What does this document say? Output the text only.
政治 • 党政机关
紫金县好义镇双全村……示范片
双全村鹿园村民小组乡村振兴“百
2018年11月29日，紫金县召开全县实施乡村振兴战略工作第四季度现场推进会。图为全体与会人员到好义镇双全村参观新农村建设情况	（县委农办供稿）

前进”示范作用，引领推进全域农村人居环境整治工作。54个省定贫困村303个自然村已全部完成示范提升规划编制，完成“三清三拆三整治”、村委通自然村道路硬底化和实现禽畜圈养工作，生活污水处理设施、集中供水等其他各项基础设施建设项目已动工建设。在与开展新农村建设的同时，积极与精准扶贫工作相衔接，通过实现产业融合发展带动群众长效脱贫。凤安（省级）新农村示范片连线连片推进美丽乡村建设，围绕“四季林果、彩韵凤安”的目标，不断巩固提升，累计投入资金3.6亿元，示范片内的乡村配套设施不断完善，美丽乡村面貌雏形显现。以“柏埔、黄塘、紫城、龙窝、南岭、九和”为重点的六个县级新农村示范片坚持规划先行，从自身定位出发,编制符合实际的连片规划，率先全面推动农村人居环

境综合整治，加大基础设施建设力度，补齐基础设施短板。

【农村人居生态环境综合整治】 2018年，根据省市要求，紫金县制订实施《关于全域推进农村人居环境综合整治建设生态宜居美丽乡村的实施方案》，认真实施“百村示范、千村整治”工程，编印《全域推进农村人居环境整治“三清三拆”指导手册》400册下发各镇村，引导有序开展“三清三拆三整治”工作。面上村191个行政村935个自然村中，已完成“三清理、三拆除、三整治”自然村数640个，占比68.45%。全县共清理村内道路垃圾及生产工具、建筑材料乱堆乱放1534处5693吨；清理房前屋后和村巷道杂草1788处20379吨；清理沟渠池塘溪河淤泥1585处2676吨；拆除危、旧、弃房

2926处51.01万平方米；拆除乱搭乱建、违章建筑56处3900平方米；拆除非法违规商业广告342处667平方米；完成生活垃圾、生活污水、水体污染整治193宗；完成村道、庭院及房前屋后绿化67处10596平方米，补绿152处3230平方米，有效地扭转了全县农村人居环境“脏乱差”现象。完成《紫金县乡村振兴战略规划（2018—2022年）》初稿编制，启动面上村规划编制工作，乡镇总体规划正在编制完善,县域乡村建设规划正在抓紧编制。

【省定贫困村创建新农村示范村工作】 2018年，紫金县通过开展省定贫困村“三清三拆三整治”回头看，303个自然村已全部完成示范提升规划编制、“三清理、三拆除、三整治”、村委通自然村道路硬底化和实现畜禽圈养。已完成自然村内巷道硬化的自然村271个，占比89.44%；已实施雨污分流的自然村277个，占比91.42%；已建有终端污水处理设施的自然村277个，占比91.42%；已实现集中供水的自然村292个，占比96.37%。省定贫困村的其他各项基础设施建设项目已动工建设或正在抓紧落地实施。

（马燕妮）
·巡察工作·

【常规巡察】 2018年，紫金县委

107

=-=-=

* Instructions for the task: Quote each line above in full, word for word.

* Correct output:
What does this document say? Output the text only.
政治 • 党政机关
紫金县好义镇双全村……示范片
双全村鹿园村民小组乡村振兴“百
2018年11月29日，紫金县召开全县实施乡村振兴战略工作第四季度现场推进会。图为全体与会人员到好义镇双全村参观新农村建设情况	（县委农办供稿）

前进”示范作用，引领推进全域农村人居环境整治工作。54个省定贫困村303个自然村已全部完成示范提升规划编制，完成“三清三拆三整治”、村委通自然村道路硬底化和实现禽畜圈养工作，生活污水处理设施、集中供水等其他各项基础设施建设项目已动工建设。在与开展新农村建设的同时，积极与精准扶贫工作相衔接，通过实现产业融合发展带动群众长效脱贫。凤安（省级）新农村示范片连线连片推进美丽乡村建设，围绕“四季林果、彩韵凤安”的目标，不断巩固提升，累计投入资金3.6亿元，示范片内的乡村配套设施不断完善，美丽乡村面貌雏形显现。以“柏埔、黄塘、紫城、龙窝、南岭、九和”为重点的六个县级新农村示范片坚持规划先行，从自身定位出发,编制符合实际的连片规划，率先全面推动农村人居环

境综合整治，加大基础设施建设力度，补齐基础设施短板。

【农村人居生态环境综合整治】 2018年，根据省市要求，紫金县制订实施《关于全域推进农村人居环境综合整治建设生态宜居美丽乡村的实施方案》，认真实施“百村示范、千村整治”工程，编印《全域推进农村人居环境整治“三清三拆”指导手册》400册下发各镇村，引导有序开展“三清三拆三整治”工作。面上村191个行政村935个自然村中，已完成“三清理、三拆除、三整治”自然村数640个，占比68.45%。全县共清理村内道路垃圾及生产工具、建筑材料乱堆乱放1534处5693吨；清理房前屋后和村巷道杂草1788处20379吨；清理沟渠池塘溪河淤泥1585处2676吨；拆除危、旧、弃房

2926处51.01万平方米；拆除乱搭乱建、违章建筑56处3900平方米；拆除非法违规商业广告342处667平方米；完成生活垃圾、生活污水、水体污染整治193宗；完成村道、庭院及房前屋后绿化67处10596平方米，补绿152处3230平方米，有效地扭转了全县农村人居环境“脏乱差”现象。完成《紫金县乡村振兴战略规划（2018—2022年）》初稿编制，启动面上村规划编制工作，乡镇总体规划正在编制完善,县域乡村建设规划正在抓紧编制。

【省定贫困村创建新农村示范村工作】 2018年，紫金县通过开展省定贫困村“三清三拆三整治”回头看，303个自然村已全部完成示范提升规划编制、“三清理、三拆除、三整治”、村委通自然村道路硬底化和实现畜禽圈养。已完成自然村内巷道硬化的自然村271个，占比89.44%；已实施雨污分流的自然村277个，占比91.42%；已建有终端污水处理设施的自然村277个，占比91.42%；已实现集中供水的自然村292个，占比96.37%。省定贫困村的其他各项基础设施建设项目已动工建设或正在抓紧落地实施。

（马燕妮）
·巡察工作·

【常规巡察】 2018年，紫金县委

107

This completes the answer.